:: Exercise goal ::
A word-for-word repetition of the records beneath this task is the expected answer.
Top of Input records
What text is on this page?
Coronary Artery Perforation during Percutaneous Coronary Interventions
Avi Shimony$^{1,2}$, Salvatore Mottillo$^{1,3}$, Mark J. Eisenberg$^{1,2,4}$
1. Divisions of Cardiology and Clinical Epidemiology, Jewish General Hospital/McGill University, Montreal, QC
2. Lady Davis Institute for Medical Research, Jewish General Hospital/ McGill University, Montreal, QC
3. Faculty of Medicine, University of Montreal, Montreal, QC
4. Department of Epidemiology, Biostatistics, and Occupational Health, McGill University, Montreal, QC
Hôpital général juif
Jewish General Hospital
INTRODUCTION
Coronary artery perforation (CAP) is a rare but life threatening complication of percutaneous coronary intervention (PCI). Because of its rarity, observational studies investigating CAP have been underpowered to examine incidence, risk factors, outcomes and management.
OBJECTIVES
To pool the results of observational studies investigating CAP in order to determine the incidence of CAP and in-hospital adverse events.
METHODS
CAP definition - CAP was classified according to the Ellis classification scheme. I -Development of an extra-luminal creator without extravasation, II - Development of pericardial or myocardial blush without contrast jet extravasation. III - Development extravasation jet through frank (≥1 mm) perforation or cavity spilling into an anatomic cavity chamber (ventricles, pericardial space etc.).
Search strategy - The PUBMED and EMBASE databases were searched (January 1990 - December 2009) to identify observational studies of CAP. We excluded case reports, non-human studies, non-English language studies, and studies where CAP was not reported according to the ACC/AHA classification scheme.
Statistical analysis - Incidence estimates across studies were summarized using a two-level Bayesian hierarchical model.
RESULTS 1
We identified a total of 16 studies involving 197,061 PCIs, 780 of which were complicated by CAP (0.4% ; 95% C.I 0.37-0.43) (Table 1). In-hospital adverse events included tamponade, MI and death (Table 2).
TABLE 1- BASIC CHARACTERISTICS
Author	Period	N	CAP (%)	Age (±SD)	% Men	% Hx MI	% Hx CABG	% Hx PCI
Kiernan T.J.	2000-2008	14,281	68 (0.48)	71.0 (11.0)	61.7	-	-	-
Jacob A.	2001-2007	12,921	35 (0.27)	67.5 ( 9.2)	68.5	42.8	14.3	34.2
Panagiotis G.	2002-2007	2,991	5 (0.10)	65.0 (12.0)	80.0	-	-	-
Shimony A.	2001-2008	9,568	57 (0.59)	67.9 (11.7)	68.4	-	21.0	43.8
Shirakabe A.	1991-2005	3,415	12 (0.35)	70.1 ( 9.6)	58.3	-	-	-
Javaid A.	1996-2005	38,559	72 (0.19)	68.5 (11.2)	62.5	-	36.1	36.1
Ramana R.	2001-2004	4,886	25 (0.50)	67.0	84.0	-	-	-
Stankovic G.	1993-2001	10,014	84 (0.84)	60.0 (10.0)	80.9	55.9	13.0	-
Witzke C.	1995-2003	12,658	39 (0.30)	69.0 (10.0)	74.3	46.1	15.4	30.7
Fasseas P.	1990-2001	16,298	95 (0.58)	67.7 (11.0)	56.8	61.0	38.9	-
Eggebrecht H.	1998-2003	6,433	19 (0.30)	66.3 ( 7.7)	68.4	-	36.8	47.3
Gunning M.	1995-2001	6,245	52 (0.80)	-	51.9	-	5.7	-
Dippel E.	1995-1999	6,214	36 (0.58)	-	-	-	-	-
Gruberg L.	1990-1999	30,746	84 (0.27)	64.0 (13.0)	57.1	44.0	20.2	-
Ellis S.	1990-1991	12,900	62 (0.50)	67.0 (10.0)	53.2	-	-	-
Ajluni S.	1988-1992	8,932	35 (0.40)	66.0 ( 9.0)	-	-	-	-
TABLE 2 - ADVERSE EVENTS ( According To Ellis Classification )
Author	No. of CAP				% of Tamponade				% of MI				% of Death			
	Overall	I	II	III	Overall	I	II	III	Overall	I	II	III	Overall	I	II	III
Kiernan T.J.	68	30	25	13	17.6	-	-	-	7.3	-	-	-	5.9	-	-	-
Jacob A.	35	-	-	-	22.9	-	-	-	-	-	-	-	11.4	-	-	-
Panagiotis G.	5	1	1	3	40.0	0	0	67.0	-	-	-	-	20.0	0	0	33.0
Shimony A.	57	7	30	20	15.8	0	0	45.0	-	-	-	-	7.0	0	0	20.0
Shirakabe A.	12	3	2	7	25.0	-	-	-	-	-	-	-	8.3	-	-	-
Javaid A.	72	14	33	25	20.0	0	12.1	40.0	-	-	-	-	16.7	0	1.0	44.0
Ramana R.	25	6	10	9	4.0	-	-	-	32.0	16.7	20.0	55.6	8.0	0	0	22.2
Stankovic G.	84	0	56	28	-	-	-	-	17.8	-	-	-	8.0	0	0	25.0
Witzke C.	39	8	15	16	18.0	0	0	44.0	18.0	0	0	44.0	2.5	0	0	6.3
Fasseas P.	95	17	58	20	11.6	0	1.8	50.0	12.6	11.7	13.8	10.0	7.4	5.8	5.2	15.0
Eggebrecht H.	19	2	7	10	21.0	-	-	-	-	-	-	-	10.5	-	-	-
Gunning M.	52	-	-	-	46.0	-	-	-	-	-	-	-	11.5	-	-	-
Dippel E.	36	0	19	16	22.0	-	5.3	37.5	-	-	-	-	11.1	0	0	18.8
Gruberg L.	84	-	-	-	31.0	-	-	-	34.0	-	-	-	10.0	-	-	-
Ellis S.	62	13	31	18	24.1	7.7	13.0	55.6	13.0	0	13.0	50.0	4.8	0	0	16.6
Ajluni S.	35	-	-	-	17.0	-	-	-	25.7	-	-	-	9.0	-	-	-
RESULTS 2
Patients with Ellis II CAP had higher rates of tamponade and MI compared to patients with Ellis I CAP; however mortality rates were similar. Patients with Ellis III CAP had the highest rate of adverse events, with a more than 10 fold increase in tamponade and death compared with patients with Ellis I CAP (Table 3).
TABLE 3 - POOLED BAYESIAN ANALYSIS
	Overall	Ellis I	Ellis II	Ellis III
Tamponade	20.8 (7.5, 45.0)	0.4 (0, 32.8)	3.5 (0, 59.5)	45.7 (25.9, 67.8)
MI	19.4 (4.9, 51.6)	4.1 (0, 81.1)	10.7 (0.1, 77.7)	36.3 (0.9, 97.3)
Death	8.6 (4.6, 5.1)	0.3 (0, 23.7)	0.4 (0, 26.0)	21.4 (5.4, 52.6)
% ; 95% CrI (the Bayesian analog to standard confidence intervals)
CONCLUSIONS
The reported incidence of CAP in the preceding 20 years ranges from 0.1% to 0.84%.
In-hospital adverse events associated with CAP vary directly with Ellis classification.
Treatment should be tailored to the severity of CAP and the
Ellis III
Bottom of Input records
:: Written reply ::
What text is on this page?
Coronary Artery Perforation during Percutaneous Coronary Interventions
Avi Shimony$^{1,2}$, Salvatore Mottillo$^{1,3}$, Mark J. Eisenberg$^{1,2,4}$
1. Divisions of Cardiology and Clinical Epidemiology, Jewish General Hospital/McGill University, Montreal, QC
2. Lady Davis Institute for Medical Research, Jewish General Hospital/ McGill University, Montreal, QC
3. Faculty of Medicine, University of Montreal, Montreal, QC
4. Department of Epidemiology, Biostatistics, and Occupational Health, McGill University, Montreal, QC
Hôpital général juif
Jewish General Hospital
INTRODUCTION
Coronary artery perforation (CAP) is a rare but life threatening complication of percutaneous coronary intervention (PCI). Because of its rarity, observational studies investigating CAP have been underpowered to examine incidence, risk factors, outcomes and management.
OBJECTIVES
To pool the results of observational studies investigating CAP in order to determine the incidence of CAP and in-hospital adverse events.
METHODS
CAP definition - CAP was classified according to the Ellis classification scheme. I -Development of an extra-luminal creator without extravasation, II - Development of pericardial or myocardial blush without contrast jet extravasation. III - Development extravasation jet through frank (≥1 mm) perforation or cavity spilling into an anatomic cavity chamber (ventricles, pericardial space etc.).
Search strategy - The PUBMED and EMBASE databases were searched (January 1990 - December 2009) to identify observational studies of CAP. We excluded case reports, non-human studies, non-English language studies, and studies where CAP was not reported according to the ACC/AHA classification scheme.
Statistical analysis - Incidence estimates across studies were summarized using a two-level Bayesian hierarchical model.
RESULTS 1
We identified a total of 16 studies involving 197,061 PCIs, 780 of which were complicated by CAP (0.4% ; 95% C.I 0.37-0.43) (Table 1). In-hospital adverse events included tamponade, MI and death (Table 2).
TABLE 1- BASIC CHARACTERISTICS
Author	Period	N	CAP (%)	Age (±SD)	% Men	% Hx MI	% Hx CABG	% Hx PCI
Kiernan T.J.	2000-2008	14,281	68 (0.48)	71.0 (11.0)	61.7	-	-	-
Jacob A.	2001-2007	12,921	35 (0.27)	67.5 ( 9.2)	68.5	42.8	14.3	34.2
Panagiotis G.	2002-2007	2,991	5 (0.10)	65.0 (12.0)	80.0	-	-	-
Shimony A.	2001-2008	9,568	57 (0.59)	67.9 (11.7)	68.4	-	21.0	43.8
Shirakabe A.	1991-2005	3,415	12 (0.35)	70.1 ( 9.6)	58.3	-	-	-
Javaid A.	1996-2005	38,559	72 (0.19)	68.5 (11.2)	62.5	-	36.1	36.1
Ramana R.	2001-2004	4,886	25 (0.50)	67.0	84.0	-	-	-
Stankovic G.	1993-2001	10,014	84 (0.84)	60.0 (10.0)	80.9	55.9	13.0	-
Witzke C.	1995-2003	12,658	39 (0.30)	69.0 (10.0)	74.3	46.1	15.4	30.7
Fasseas P.	1990-2001	16,298	95 (0.58)	67.7 (11.0)	56.8	61.0	38.9	-
Eggebrecht H.	1998-2003	6,433	19 (0.30)	66.3 ( 7.7)	68.4	-	36.8	47.3
Gunning M.	1995-2001	6,245	52 (0.80)	-	51.9	-	5.7	-
Dippel E.	1995-1999	6,214	36 (0.58)	-	-	-	-	-
Gruberg L.	1990-1999	30,746	84 (0.27)	64.0 (13.0)	57.1	44.0	20.2	-
Ellis S.	1990-1991	12,900	62 (0.50)	67.0 (10.0)	53.2	-	-	-
Ajluni S.	1988-1992	8,932	35 (0.40)	66.0 ( 9.0)	-	-	-	-
TABLE 2 - ADVERSE EVENTS ( According To Ellis Classification )
Author	No. of CAP				% of Tamponade				% of MI				% of Death			
	Overall	I	II	III	Overall	I	II	III	Overall	I	II	III	Overall	I	II	III
Kiernan T.J.	68	30	25	13	17.6	-	-	-	7.3	-	-	-	5.9	-	-	-
Jacob A.	35	-	-	-	22.9	-	-	-	-	-	-	-	11.4	-	-	-
Panagiotis G.	5	1	1	3	40.0	0	0	67.0	-	-	-	-	20.0	0	0	33.0
Shimony A.	57	7	30	20	15.8	0	0	45.0	-	-	-	-	7.0	0	0	20.0
Shirakabe A.	12	3	2	7	25.0	-	-	-	-	-	-	-	8.3	-	-	-
Javaid A.	72	14	33	25	20.0	0	12.1	40.0	-	-	-	-	16.7	0	1.0	44.0
Ramana R.	25	6	10	9	4.0	-	-	-	32.0	16.7	20.0	55.6	8.0	0	0	22.2
Stankovic G.	84	0	56	28	-	-	-	-	17.8	-	-	-	8.0	0	0	25.0
Witzke C.	39	8	15	16	18.0	0	0	44.0	18.0	0	0	44.0	2.5	0	0	6.3
Fasseas P.	95	17	58	20	11.6	0	1.8	50.0	12.6	11.7	13.8	10.0	7.4	5.8	5.2	15.0
Eggebrecht H.	19	2	7	10	21.0	-	-	-	-	-	-	-	10.5	-	-	-
Gunning M.	52	-	-	-	46.0	-	-	-	-	-	-	-	11.5	-	-	-
Dippel E.	36	0	19	16	22.0	-	5.3	37.5	-	-	-	-	11.1	0	0	18.8
Gruberg L.	84	-	-	-	31.0	-	-	-	34.0	-	-	-	10.0	-	-	-
Ellis S.	62	13	31	18	24.1	7.7	13.0	55.6	13.0	0	13.0	50.0	4.8	0	0	16.6
Ajluni S.	35	-	-	-	17.0	-	-	-	25.7	-	-	-	9.0	-	-	-
RESULTS 2
Patients with Ellis II CAP had higher rates of tamponade and MI compared to patients with Ellis I CAP; however mortality rates were similar. Patients with Ellis III CAP had the highest rate of adverse events, with a more than 10 fold increase in tamponade and death compared with patients with Ellis I CAP (Table 3).
TABLE 3 - POOLED BAYESIAN ANALYSIS
	Overall	Ellis I	Ellis II	Ellis III
Tamponade	20.8 (7.5, 45.0)	0.4 (0, 32.8)	3.5 (0, 59.5)	45.7 (25.9, 67.8)
MI	19.4 (4.9, 51.6)	4.1 (0, 81.1)	10.7 (0.1, 77.7)	36.3 (0.9, 97.3)
Death	8.6 (4.6, 5.1)	0.3 (0, 23.7)	0.4 (0, 26.0)	21.4 (5.4, 52.6)
% ; 95% CrI (the Bayesian analog to standard confidence intervals)
CONCLUSIONS
The reported incidence of CAP in the preceding 20 years ranges from 0.1% to 0.84%.
In-hospital adverse events associated with CAP vary directly with Ellis classification.
Treatment should be tailored to the severity of CAP and the
Ellis III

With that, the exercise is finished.